--- What is required ---
Search the data for the word "title" and copy every line where it occurs.

--- Stored rows ---
— BEGIN —

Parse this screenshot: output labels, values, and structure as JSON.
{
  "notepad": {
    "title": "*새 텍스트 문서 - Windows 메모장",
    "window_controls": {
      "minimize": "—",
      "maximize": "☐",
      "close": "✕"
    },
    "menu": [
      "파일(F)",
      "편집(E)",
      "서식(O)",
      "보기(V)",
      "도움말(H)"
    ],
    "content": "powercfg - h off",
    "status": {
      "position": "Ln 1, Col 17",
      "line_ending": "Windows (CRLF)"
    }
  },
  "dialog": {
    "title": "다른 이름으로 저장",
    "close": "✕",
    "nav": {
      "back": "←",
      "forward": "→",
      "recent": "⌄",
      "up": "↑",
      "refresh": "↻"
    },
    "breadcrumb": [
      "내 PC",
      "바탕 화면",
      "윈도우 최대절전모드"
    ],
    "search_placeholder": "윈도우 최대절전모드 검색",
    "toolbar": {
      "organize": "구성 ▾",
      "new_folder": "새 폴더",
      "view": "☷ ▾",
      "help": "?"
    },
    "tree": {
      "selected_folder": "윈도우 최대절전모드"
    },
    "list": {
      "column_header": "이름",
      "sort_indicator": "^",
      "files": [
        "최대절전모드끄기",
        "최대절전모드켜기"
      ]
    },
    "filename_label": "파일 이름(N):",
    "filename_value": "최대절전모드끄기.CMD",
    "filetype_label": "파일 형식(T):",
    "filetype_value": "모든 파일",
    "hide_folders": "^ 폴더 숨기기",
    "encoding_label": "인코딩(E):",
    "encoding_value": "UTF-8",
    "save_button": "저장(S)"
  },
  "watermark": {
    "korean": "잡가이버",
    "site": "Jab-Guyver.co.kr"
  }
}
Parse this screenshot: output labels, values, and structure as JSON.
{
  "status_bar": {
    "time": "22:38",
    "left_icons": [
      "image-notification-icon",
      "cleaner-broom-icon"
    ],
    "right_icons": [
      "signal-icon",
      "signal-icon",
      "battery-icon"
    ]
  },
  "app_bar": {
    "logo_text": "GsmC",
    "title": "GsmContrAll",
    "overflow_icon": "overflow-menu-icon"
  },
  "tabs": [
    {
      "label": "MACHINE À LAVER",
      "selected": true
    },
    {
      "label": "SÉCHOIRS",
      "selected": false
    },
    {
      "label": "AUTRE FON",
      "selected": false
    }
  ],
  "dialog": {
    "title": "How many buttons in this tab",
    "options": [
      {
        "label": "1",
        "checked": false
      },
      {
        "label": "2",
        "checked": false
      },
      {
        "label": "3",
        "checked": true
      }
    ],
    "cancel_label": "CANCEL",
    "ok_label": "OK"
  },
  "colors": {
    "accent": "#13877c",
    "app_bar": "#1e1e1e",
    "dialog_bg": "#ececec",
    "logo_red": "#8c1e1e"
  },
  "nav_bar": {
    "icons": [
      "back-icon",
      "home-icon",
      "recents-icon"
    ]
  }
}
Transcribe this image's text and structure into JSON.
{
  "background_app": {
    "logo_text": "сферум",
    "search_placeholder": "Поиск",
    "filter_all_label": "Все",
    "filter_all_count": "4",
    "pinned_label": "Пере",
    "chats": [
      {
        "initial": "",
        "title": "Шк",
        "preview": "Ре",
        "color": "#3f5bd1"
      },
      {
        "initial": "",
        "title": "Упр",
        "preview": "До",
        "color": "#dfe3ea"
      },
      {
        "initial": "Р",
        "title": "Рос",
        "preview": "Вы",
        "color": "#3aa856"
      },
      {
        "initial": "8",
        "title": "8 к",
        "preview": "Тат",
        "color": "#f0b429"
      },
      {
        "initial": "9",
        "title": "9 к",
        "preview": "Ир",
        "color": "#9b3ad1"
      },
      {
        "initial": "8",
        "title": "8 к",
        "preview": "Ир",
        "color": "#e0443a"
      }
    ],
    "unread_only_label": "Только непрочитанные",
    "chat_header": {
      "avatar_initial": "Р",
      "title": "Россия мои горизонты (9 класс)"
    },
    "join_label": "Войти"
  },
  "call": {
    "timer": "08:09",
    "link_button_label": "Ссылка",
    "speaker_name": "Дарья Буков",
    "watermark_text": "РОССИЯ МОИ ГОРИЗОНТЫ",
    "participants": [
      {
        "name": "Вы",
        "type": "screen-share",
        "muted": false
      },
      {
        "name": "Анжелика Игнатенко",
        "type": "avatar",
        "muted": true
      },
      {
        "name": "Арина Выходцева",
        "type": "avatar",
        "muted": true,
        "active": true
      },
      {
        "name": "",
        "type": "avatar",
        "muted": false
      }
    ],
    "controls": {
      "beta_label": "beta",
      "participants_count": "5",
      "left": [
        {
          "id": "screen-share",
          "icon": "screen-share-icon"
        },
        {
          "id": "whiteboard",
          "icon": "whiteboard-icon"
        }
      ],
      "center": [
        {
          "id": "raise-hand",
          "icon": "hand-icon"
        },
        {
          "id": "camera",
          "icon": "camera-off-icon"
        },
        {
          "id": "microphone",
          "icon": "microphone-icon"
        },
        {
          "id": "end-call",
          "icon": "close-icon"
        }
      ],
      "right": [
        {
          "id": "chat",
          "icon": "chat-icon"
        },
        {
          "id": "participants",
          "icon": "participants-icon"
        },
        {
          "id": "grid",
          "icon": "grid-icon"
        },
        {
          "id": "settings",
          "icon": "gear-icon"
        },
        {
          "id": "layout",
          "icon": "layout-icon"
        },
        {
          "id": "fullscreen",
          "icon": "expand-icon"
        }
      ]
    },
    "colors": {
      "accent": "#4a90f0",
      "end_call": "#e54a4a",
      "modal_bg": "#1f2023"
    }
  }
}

— END —

--- The result ---
    "title": "*새 텍스트 문서 - Windows 메모장",
    "title": "다른 이름으로 저장",
    "title": "GsmContrAll",
    "title": "How many buttons in this tab",
        "title": "Шк",
        "title": "Упр",
        "title": "Рос",
        "title": "8 к",
        "title": "9 к",
        "title": "8 к",
      "title": "Россия мои горизонты (9 класс)"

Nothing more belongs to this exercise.